§ **INFORMATION GIVEN**
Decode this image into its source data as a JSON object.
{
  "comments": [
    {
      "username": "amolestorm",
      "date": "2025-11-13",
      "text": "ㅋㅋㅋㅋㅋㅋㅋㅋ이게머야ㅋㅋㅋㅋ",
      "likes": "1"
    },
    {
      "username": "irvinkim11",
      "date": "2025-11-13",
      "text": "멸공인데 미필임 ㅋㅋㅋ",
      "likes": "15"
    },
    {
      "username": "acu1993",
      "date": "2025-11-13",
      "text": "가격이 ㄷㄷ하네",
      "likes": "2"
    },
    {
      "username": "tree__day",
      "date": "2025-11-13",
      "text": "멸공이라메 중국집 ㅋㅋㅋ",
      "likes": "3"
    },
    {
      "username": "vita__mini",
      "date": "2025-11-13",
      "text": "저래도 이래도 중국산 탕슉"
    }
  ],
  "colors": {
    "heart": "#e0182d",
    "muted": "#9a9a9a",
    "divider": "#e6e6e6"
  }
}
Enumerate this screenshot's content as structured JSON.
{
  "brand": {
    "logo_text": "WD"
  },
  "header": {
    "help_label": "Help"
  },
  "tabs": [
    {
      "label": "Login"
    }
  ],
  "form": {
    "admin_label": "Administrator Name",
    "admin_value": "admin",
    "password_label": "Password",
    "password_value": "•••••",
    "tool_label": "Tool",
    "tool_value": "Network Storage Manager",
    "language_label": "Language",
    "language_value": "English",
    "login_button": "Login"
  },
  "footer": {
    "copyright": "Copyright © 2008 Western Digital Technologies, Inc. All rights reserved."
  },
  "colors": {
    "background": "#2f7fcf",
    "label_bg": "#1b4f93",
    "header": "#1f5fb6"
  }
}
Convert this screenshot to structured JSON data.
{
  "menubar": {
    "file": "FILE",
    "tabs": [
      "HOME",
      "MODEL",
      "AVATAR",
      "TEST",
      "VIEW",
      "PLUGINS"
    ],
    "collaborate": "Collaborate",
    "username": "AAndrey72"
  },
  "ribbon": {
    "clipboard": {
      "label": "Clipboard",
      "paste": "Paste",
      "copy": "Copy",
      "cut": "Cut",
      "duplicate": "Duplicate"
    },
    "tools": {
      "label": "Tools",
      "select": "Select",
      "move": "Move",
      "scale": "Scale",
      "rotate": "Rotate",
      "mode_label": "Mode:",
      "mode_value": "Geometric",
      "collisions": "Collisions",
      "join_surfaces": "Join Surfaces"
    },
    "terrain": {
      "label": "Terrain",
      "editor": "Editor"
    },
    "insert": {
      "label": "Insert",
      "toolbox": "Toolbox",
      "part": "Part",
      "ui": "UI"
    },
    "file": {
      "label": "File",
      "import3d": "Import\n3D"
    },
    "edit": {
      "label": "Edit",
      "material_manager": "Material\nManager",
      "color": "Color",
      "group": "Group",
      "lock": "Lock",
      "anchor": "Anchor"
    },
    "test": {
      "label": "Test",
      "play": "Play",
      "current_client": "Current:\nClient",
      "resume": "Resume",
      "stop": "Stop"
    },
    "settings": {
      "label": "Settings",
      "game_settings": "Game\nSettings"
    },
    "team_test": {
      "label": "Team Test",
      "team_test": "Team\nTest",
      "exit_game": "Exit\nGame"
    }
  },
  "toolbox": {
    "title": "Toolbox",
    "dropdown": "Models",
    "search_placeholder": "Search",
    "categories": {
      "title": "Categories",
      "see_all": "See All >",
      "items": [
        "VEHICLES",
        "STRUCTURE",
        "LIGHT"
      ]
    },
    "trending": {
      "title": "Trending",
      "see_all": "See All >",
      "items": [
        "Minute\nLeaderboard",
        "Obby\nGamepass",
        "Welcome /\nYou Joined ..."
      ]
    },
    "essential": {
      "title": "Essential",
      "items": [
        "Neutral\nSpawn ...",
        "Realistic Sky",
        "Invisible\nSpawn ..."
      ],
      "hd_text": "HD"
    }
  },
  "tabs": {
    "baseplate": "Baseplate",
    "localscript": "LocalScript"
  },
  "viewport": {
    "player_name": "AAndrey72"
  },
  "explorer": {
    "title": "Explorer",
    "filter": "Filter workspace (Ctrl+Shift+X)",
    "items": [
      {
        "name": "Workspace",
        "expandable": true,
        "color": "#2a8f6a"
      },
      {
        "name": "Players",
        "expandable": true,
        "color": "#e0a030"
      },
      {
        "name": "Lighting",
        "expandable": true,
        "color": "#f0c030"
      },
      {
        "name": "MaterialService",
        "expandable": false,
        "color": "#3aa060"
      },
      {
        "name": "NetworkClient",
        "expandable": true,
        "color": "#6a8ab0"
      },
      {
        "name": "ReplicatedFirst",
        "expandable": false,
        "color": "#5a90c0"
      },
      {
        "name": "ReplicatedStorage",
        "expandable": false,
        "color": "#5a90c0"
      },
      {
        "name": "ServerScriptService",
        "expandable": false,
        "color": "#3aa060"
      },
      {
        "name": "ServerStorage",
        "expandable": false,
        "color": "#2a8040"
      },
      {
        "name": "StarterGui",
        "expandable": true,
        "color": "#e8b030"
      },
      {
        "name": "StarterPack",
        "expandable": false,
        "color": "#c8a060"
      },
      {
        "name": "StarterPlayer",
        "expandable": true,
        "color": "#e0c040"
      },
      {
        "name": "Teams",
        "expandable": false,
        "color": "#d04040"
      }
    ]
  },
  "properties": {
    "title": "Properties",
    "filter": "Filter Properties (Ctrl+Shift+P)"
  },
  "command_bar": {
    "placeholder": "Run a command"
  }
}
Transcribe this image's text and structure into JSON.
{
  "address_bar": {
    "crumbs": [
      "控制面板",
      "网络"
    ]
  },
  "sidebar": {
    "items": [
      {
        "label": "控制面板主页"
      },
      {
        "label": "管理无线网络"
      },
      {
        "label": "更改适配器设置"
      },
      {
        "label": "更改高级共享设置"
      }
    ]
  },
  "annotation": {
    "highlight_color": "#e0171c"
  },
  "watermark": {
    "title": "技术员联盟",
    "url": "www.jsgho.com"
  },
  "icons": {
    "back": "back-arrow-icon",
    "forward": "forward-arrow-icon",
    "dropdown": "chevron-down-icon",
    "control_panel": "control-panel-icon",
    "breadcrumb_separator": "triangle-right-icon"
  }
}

§ **WRITTEN PROBLEM**
Return exactly the lines of the data, and only those, from the line with "Transcribe this image's" through the last line, inclusive.

§ **WORKED SOLUTION**
Transcribe this image's text and structure into JSON.
{
  "address_bar": {
    "crumbs": [
      "控制面板",
      "网络"
    ]
  },
  "sidebar": {
    "items": [
      {
        "label": "控制面板主页"
      },
      {
        "label": "管理无线网络"
      },
      {
        "label": "更改适配器设置"
      },
      {
        "label": "更改高级共享设置"
      }
    ]
  },
  "annotation": {
    "highlight_color": "#e0171c"
  },
  "watermark": {
    "title": "技术员联盟",
    "url": "www.jsgho.com"
  },
  "icons": {
    "back": "back-arrow-icon",
    "forward": "forward-arrow-icon",
    "dropdown": "chevron-down-icon",
    "control_panel": "control-panel-icon",
    "breadcrumb_separator": "triangle-right-icon"
  }
}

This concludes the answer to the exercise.